Orang terkuat yang saya kenal gak pamer di medsos. Mereka diam-diam menguasai emosi saat yang lain kalut. Mereka menerapkan stoicisme.
Beberapa waktu yang lalu, saya bertemu dengan seorang teman lama di sebuah coffee shop. Dia terlihat berbeda. Lebih tenang dan lebih bijaksana. Saya penasaran, apa yang membuatnya berubah? Yang mengejutkan, dia gak pernah sekalipun mem-posting quotes motivasi atau journey self-improvement-nya di media sosial. Ternyata, dia diam-diam mempelajari dan menerapkan filosofi stoicisme.
Pernahkah kamu merasa overwhelmed melihat timeline media sosialmu dipenuhi quotes motivasi dan tips pengembangan diri? Kadang rasanya seperti ada tekanan untuk selalu terlihat produktif dan positif, kan? Padahal, orang-orang yang benar-benar kuat mental justru jarang memamerkan prosesnya.
Kenapa begitu? Mari kita kupas lebih dalam.
Kekuatan Sejati Ada di Kesunyian
Saya sudah mengamati banyak orang yang menerapkan stoicisme dalam hidup mereka. Ada yang menarik: mereka yang benar-benar menguasai filosofi ini justru jarang membicarakannya. Mereka lebih fokus pada praktik nyata daripada terlihat keren di media sosial.
Bayangkan dua orang yang sedang menghadapi masalah berat. Yang pertama langsung update status tentang betapa kuatnya dia menghadapi cobaan, lengkap dengan quotes Marcus Aurelius. Yang kedua? Dia diam-diam mempraktikkan prinsip stoic: menerima apa yang tidak bisa diubah, fokus pada apa yang bisa dikontrol.
Tebak siapa yang lebih likely bisa melewati masalah dengan baik?
Mengapa Stoicisme “Diam-diam” Lebih Powerful?
- Fokus pada esensi, bukan pengakuan
Orang yang benar-benar kuat tidak butuh validasi dari likes dan komentar. Mereka tau bahwa perubahan sejati terjadi dalam kesunyian, saat tidak ada yang melihat. Ini seperti proses metamorfosis kupu-kupu, terjadi dalam kepompong, jauh dari sorotan mata. - Tindakan lebih penting dari kata-kata
Stoicisme mengajarkan bahwa karakter sejati terlihat dari tindakan, bukan dari apa yang kita posting di Instagram. Saat kamu benar-benar menguasai emosimu, kamu tidak perlu memberitahu dunia. Ini mirip dengan orang yang benar-benar kaya, mereka jarang memamerkan kekayaannya. - Ketenangan yang autentik
Ada perbedaan besar antara terlihat tenang dan benar-benar tenang. Mereka yang praktik stoicisme dalam diam biasanya lebih autentik dalam menghadapi masalah. Ketenangan mereka bukan untuk dipamerkan, tapi untuk diri sendiri.

■ Baris data ■

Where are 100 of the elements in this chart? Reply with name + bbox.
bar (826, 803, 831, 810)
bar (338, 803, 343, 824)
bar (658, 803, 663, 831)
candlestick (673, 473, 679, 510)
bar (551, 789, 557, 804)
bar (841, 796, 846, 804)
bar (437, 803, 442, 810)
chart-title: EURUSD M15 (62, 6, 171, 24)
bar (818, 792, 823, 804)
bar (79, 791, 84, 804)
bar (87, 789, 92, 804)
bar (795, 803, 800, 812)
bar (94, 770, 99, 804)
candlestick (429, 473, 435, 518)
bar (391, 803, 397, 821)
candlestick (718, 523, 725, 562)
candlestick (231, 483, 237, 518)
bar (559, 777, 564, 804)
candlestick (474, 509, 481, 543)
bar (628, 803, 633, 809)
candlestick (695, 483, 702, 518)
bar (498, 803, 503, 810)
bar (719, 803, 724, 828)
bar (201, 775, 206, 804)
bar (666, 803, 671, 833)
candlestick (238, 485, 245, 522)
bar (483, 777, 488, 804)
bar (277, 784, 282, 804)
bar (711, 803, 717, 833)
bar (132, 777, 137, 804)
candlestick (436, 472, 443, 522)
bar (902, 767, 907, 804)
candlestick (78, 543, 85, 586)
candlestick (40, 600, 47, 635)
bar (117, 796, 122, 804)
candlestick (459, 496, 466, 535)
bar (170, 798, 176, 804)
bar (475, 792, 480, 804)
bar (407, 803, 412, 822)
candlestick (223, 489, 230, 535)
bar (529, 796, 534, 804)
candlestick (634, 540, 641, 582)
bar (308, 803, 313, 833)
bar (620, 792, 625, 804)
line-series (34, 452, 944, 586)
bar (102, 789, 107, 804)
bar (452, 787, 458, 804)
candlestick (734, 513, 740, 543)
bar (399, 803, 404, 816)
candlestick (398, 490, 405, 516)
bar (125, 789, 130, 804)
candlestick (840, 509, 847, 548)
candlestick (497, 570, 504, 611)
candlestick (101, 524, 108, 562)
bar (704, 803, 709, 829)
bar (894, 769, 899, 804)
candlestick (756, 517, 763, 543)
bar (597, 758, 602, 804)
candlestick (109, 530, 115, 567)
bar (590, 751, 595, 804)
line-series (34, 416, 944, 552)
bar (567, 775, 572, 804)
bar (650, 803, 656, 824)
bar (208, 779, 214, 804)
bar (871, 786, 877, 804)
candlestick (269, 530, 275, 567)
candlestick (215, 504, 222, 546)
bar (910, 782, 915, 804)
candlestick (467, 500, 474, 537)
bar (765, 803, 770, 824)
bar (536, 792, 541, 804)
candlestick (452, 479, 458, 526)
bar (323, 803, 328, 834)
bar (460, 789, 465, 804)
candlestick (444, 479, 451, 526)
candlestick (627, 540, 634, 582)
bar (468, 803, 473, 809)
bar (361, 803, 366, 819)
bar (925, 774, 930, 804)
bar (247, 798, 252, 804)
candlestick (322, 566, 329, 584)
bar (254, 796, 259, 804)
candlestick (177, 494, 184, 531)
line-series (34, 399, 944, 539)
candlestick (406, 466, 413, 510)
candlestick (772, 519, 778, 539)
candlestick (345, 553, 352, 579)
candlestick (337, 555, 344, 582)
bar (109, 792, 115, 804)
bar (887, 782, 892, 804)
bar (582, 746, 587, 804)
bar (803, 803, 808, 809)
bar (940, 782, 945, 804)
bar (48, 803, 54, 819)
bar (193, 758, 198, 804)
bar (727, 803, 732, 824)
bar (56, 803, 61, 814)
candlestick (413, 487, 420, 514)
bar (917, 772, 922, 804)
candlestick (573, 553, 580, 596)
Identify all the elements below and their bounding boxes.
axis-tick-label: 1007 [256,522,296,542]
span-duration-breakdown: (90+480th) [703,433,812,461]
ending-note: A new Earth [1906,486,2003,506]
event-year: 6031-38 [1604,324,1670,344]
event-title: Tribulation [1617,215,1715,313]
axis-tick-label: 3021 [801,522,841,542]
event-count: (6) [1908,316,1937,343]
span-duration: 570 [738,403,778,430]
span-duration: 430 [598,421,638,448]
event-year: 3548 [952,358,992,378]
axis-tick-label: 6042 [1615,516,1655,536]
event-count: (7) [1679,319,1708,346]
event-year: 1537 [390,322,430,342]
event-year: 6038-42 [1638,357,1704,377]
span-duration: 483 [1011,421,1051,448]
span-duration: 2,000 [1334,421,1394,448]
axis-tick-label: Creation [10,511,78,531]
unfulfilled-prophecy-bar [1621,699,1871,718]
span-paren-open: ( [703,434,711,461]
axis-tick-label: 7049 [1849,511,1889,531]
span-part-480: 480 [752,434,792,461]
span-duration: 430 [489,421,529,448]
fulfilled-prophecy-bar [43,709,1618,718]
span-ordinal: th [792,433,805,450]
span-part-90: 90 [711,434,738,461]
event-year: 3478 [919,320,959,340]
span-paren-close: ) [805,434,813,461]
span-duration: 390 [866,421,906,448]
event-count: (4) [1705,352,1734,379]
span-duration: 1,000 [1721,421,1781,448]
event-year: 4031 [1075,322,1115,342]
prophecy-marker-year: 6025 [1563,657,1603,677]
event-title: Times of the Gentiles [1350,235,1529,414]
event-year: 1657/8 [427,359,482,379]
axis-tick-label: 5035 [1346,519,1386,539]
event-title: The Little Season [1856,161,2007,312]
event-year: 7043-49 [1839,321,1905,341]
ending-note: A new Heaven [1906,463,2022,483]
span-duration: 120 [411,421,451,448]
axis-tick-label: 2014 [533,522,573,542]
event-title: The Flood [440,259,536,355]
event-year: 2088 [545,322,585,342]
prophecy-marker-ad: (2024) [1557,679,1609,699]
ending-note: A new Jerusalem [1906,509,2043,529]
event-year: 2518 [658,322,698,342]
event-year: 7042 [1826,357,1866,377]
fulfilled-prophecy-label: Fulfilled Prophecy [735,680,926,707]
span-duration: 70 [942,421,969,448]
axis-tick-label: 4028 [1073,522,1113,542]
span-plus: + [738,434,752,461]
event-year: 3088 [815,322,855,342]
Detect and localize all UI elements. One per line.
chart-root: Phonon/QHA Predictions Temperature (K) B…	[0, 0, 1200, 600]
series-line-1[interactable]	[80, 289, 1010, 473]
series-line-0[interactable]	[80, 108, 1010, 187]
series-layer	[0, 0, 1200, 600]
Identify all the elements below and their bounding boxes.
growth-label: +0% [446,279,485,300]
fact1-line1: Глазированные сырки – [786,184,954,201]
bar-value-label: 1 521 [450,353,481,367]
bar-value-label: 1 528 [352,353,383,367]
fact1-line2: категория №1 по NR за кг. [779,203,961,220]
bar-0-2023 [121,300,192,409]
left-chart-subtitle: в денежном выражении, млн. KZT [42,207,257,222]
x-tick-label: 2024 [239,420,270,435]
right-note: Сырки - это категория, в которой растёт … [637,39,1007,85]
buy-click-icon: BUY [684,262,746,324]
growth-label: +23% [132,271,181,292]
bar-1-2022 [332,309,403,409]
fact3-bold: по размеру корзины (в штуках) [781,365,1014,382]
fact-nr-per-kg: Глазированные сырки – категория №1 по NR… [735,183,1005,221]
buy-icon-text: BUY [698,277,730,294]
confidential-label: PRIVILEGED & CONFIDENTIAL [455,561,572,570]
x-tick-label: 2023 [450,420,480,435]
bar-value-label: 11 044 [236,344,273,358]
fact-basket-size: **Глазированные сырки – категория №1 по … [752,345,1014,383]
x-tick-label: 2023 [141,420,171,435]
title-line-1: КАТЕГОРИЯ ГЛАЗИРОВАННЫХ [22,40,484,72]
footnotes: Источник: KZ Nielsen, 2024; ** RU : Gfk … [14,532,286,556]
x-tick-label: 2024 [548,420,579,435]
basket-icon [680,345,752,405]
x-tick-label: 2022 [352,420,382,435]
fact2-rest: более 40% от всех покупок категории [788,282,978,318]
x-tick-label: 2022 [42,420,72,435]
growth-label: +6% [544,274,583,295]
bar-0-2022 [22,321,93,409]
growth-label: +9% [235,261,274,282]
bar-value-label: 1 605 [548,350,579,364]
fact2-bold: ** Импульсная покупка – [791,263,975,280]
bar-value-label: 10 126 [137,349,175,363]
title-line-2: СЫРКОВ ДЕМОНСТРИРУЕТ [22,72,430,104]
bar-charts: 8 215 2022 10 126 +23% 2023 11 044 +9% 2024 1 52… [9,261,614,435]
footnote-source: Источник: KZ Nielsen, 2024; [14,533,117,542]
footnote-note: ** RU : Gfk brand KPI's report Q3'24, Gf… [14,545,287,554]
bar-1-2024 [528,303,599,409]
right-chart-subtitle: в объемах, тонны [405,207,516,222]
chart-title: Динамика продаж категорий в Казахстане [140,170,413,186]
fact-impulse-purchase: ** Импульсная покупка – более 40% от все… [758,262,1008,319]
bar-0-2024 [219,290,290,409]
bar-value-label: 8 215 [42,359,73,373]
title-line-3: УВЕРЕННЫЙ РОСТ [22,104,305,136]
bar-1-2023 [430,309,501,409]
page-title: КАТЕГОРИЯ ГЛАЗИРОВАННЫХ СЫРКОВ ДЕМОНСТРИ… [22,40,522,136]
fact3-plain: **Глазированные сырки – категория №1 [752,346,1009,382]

■ Daftar Tugas ■
A: Salin bagian tulisan tentang stoicisme persis seperti aslinya, mulai dari "Beberapa waktu yang" dan berakhir pada "menerapkan filosofi stoicisme.".
B: Di mana penulis bertemu dengan teman lamanya, menurut tulisan tentang stoicisme?
C: Tolong ringkas tulisan tentang stoicisme dalam dua kalimat.

■ Jawaban Tiap Tugas ■
A:
Beberapa waktu yang lalu, saya bertemu dengan seorang teman lama di sebuah coffee shop. Dia terlihat berbeda. Lebih tenang dan lebih bijaksana. Saya penasaran, apa yang membuatnya berubah? Yang mengejutkan, dia gak pernah sekalipun mem-posting quotes motivasi atau journey self-improvement-nya di media sosial. Ternyata, dia diam-diam mempelajari dan menerapkan filosofi stoicisme.

B: Di sebuah coffee shop.

C: Orang yang benar-benar kuat secara mental menerapkan stoicisme secara diam-diam dan jarang memamerkan prosesnya di media sosial. Stoicisme yang dijalani dalam diam lebih kuat karena berfokus pada esensi alih-alih pengakuan, mengutamakan tindakan daripada kata-kata, dan melahirkan ketenangan yang autentik.